**Stated problem**.
Everything in the listing should be restated word for word.

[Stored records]
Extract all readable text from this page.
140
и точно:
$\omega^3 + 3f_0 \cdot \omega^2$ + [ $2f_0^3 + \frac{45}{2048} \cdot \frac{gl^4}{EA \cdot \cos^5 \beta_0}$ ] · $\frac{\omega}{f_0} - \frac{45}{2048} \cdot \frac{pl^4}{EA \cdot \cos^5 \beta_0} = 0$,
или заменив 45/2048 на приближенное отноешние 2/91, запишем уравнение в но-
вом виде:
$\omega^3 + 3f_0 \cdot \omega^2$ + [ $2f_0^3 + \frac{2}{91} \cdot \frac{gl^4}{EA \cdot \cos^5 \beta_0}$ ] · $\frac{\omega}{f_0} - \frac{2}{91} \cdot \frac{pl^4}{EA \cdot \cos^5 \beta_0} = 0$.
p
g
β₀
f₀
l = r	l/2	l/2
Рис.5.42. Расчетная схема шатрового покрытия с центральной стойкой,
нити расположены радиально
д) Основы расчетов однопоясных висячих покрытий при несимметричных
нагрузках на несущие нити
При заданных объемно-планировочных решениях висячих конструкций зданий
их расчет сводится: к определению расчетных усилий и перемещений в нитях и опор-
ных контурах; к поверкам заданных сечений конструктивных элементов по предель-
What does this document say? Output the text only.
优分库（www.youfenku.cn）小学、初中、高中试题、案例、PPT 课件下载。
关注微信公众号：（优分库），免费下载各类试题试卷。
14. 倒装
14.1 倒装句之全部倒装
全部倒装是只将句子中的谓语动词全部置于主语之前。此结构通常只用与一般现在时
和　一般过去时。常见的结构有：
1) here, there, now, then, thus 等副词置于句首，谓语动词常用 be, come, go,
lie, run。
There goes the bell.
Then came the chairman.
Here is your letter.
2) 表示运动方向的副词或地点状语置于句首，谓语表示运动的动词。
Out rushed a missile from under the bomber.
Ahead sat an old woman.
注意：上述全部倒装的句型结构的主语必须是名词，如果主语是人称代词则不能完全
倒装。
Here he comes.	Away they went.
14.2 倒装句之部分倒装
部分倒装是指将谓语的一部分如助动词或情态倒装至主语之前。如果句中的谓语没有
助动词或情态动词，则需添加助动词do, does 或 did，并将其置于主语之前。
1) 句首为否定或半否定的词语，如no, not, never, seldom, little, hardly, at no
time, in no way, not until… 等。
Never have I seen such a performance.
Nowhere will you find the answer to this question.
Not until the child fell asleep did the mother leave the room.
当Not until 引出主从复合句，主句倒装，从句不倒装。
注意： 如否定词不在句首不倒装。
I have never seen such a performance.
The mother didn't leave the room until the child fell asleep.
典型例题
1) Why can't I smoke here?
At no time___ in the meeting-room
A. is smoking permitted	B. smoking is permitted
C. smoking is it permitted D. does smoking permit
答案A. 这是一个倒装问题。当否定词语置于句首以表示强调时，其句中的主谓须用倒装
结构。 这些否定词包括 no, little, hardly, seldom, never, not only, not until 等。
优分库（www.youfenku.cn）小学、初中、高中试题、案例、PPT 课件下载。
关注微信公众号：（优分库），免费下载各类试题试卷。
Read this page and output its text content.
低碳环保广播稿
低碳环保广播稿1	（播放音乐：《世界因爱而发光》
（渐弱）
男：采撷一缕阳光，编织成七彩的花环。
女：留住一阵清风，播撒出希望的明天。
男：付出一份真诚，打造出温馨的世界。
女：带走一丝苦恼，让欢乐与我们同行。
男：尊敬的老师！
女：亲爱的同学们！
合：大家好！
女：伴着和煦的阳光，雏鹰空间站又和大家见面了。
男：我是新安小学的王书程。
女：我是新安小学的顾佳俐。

**Problem solution**.
Extract all readable text from this page.
140
и точно:
$\omega^3 + 3f_0 \cdot \omega^2$ + [ $2f_0^3 + \frac{45}{2048} \cdot \frac{gl^4}{EA \cdot \cos^5 \beta_0}$ ] · $\frac{\omega}{f_0} - \frac{45}{2048} \cdot \frac{pl^4}{EA \cdot \cos^5 \beta_0} = 0$,
или заменив 45/2048 на приближенное отноешние 2/91, запишем уравнение в но-
вом виде:
$\omega^3 + 3f_0 \cdot \omega^2$ + [ $2f_0^3 + \frac{2}{91} \cdot \frac{gl^4}{EA \cdot \cos^5 \beta_0}$ ] · $\frac{\omega}{f_0} - \frac{2}{91} \cdot \frac{pl^4}{EA \cdot \cos^5 \beta_0} = 0$.
p
g
β₀
f₀
l = r	l/2	l/2
Рис.5.42. Расчетная схема шатрового покрытия с центральной стойкой,
нити расположены радиально
д) Основы расчетов однопоясных висячих покрытий при несимметричных
нагрузках на несущие нити
При заданных объемно-планировочных решениях висячих конструкций зданий
их расчет сводится: к определению расчетных усилий и перемещений в нитях и опор-
ных контурах; к поверкам заданных сечений конструктивных элементов по предель-
What does this document say? Output the text only.
优分库（www.youfenku.cn）小学、初中、高中试题、案例、PPT 课件下载。
关注微信公众号：（优分库），免费下载各类试题试卷。
14. 倒装
14.1 倒装句之全部倒装
全部倒装是只将句子中的谓语动词全部置于主语之前。此结构通常只用与一般现在时
和　一般过去时。常见的结构有：
1) here, there, now, then, thus 等副词置于句首，谓语动词常用 be, come, go,
lie, run。
There goes the bell.
Then came the chairman.
Here is your letter.
2) 表示运动方向的副词或地点状语置于句首，谓语表示运动的动词。
Out rushed a missile from under the bomber.
Ahead sat an old woman.
注意：上述全部倒装的句型结构的主语必须是名词，如果主语是人称代词则不能完全
倒装。
Here he comes.	Away they went.
14.2 倒装句之部分倒装
部分倒装是指将谓语的一部分如助动词或情态倒装至主语之前。如果句中的谓语没有
助动词或情态动词，则需添加助动词do, does 或 did，并将其置于主语之前。
1) 句首为否定或半否定的词语，如no, not, never, seldom, little, hardly, at no
time, in no way, not until… 等。
Never have I seen such a performance.
Nowhere will you find the answer to this question.
Not until the child fell asleep did the mother leave the room.
当Not until 引出主从复合句，主句倒装，从句不倒装。
注意： 如否定词不在句首不倒装。
I have never seen such a performance.
The mother didn't leave the room until the child fell asleep.
典型例题
1) Why can't I smoke here?
At no time___ in the meeting-room
A. is smoking permitted	B. smoking is permitted
C. smoking is it permitted D. does smoking permit
答案A. 这是一个倒装问题。当否定词语置于句首以表示强调时，其句中的主谓须用倒装
结构。 这些否定词包括 no, little, hardly, seldom, never, not only, not until 等。
优分库（www.youfenku.cn）小学、初中、高中试题、案例、PPT 课件下载。
关注微信公众号：（优分库），免费下载各类试题试卷。
Read this page and output its text content.
低碳环保广播稿
低碳环保广播稿1	（播放音乐：《世界因爱而发光》
（渐弱）
男：采撷一缕阳光，编织成七彩的花环。
女：留住一阵清风，播撒出希望的明天。
男：付出一份真诚，打造出温馨的世界。
女：带走一丝苦恼，让欢乐与我们同行。
男：尊敬的老师！
女：亲爱的同学们！
合：大家好！
女：伴着和煦的阳光，雏鹰空间站又和大家见面了。
男：我是新安小学的王书程。
女：我是新安小学的顾佳俐。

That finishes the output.